■ Extracted entries ■
──────────

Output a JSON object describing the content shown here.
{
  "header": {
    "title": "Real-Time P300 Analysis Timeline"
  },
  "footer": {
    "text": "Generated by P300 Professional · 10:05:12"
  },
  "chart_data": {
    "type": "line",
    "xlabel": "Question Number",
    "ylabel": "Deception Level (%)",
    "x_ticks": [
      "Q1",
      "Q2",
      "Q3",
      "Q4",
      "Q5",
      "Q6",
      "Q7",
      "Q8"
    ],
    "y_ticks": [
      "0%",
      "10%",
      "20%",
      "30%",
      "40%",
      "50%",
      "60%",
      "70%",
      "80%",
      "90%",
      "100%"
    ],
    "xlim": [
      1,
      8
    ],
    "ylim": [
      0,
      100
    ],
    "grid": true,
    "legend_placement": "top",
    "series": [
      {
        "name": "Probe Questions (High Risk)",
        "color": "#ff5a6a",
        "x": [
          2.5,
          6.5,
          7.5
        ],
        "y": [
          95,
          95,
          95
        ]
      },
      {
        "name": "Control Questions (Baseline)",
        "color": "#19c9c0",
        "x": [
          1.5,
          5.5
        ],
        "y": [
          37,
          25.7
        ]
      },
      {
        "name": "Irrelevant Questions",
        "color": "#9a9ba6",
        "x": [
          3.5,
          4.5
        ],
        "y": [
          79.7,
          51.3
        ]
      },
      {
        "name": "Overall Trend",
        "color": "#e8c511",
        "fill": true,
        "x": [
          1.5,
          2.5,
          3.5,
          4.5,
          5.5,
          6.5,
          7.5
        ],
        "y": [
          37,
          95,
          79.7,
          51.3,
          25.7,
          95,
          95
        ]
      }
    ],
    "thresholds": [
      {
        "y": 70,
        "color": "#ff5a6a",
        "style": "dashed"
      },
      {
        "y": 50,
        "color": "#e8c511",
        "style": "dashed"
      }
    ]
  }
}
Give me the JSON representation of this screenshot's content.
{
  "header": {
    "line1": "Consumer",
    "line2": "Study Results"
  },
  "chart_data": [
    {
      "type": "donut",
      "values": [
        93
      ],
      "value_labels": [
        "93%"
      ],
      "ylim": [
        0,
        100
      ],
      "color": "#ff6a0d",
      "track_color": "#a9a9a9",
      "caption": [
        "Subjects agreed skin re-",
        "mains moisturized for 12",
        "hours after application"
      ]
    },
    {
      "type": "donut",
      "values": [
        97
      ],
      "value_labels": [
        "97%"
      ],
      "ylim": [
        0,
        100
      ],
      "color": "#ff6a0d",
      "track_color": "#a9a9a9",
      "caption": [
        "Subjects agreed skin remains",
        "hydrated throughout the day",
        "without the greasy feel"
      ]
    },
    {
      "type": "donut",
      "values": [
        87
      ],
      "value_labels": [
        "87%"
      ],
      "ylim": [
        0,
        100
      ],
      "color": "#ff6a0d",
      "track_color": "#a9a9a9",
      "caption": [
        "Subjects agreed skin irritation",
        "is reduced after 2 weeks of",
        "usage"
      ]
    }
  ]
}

──────────

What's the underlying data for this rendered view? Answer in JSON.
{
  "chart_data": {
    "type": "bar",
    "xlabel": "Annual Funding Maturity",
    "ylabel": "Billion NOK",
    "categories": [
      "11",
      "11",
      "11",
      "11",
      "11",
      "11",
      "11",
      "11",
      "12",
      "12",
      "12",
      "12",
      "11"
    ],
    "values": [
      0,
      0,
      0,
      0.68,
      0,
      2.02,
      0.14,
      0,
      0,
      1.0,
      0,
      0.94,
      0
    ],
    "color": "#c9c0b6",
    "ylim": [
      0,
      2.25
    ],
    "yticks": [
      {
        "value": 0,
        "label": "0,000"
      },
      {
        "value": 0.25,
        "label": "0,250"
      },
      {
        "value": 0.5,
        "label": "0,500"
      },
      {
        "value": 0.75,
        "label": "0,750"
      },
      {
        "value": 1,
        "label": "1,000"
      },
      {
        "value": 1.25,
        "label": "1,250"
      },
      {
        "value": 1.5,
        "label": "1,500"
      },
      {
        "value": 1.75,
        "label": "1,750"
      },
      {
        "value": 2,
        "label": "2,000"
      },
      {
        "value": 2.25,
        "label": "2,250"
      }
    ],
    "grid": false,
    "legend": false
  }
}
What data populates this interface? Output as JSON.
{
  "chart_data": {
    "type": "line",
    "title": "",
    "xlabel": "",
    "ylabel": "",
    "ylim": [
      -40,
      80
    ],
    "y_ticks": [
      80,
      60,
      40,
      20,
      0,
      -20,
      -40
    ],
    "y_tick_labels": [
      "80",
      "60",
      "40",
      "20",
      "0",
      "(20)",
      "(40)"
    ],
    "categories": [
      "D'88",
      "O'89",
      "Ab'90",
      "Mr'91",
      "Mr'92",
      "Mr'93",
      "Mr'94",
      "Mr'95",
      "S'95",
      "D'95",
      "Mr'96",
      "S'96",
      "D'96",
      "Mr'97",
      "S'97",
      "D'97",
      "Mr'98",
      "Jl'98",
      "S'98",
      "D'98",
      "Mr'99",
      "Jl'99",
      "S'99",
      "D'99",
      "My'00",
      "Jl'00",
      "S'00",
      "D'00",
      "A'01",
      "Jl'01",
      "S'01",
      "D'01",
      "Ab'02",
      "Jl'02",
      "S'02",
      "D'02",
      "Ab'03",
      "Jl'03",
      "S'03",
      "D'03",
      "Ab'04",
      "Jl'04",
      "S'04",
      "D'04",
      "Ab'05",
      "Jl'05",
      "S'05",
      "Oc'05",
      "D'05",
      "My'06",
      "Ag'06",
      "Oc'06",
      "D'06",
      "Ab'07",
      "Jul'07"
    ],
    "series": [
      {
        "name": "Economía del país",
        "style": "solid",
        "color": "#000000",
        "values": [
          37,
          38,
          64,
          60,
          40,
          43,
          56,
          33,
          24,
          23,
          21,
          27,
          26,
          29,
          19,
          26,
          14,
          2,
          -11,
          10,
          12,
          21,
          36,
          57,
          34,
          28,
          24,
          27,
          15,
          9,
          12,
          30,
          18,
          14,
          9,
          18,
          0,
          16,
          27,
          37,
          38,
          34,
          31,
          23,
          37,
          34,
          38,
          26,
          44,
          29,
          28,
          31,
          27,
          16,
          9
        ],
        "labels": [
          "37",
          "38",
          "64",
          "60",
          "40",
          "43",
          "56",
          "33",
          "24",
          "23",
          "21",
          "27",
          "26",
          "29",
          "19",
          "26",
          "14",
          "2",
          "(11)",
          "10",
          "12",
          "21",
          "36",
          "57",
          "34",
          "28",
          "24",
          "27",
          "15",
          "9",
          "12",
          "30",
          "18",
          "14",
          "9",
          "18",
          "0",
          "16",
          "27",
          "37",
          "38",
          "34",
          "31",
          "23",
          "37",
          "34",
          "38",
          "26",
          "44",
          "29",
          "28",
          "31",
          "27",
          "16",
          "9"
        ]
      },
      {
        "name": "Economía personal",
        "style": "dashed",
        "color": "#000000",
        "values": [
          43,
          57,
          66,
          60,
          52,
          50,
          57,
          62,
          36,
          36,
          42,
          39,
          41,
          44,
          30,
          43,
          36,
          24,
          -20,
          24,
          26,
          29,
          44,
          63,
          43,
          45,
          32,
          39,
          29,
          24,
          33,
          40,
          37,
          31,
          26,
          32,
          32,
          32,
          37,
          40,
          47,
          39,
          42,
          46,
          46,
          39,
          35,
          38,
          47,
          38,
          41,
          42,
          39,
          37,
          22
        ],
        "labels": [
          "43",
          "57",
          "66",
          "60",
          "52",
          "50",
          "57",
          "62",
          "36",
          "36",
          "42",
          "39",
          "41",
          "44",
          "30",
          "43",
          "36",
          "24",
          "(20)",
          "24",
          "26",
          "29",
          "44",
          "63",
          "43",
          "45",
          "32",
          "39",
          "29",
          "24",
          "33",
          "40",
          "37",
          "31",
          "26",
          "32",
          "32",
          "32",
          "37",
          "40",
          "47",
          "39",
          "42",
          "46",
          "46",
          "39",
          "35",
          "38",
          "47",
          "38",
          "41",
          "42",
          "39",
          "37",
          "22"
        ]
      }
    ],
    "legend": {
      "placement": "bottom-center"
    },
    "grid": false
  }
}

──────────

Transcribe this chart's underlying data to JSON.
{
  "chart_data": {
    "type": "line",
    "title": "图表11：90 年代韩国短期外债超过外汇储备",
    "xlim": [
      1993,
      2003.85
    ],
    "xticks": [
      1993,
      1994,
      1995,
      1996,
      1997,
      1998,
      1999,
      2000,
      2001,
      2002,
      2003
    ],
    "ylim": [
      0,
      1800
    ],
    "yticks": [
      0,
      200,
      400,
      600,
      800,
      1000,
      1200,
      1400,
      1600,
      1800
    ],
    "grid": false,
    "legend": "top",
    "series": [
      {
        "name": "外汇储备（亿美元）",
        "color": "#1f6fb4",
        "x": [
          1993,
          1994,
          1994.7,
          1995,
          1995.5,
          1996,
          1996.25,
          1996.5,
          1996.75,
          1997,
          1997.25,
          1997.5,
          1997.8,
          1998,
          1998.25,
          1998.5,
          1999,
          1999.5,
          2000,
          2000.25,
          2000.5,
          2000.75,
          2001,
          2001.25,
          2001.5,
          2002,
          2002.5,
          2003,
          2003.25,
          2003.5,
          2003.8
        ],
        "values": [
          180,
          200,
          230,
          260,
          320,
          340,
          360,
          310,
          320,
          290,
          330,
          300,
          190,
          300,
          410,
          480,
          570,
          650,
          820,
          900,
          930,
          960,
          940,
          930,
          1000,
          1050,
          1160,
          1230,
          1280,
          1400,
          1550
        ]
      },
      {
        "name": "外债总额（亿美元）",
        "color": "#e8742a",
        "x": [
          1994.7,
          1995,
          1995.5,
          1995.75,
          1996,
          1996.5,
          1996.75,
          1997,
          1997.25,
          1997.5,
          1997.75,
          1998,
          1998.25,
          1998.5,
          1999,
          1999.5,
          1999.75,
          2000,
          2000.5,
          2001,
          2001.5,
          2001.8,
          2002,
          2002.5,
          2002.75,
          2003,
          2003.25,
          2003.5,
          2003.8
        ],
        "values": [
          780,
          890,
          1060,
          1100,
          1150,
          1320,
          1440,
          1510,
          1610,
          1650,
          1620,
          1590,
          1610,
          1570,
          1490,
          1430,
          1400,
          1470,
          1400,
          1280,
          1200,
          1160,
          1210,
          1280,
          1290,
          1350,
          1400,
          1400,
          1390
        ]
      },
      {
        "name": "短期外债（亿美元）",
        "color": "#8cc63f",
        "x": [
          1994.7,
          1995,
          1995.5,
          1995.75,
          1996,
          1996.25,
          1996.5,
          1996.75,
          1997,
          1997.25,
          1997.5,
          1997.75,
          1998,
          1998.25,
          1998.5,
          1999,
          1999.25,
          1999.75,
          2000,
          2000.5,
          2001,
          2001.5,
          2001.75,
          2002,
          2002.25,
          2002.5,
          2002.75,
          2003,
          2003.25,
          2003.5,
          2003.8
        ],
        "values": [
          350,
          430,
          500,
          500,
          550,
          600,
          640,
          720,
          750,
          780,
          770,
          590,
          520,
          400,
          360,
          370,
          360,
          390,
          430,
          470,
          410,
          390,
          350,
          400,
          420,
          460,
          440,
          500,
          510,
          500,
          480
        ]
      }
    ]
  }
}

──────────

■ Set exercise ■
Pick out the lines that include the word "What" and write them out.

■ Response ■
What's the underlying data for this rendered view? Answer in JSON.
What data populates this interface? Output as JSON.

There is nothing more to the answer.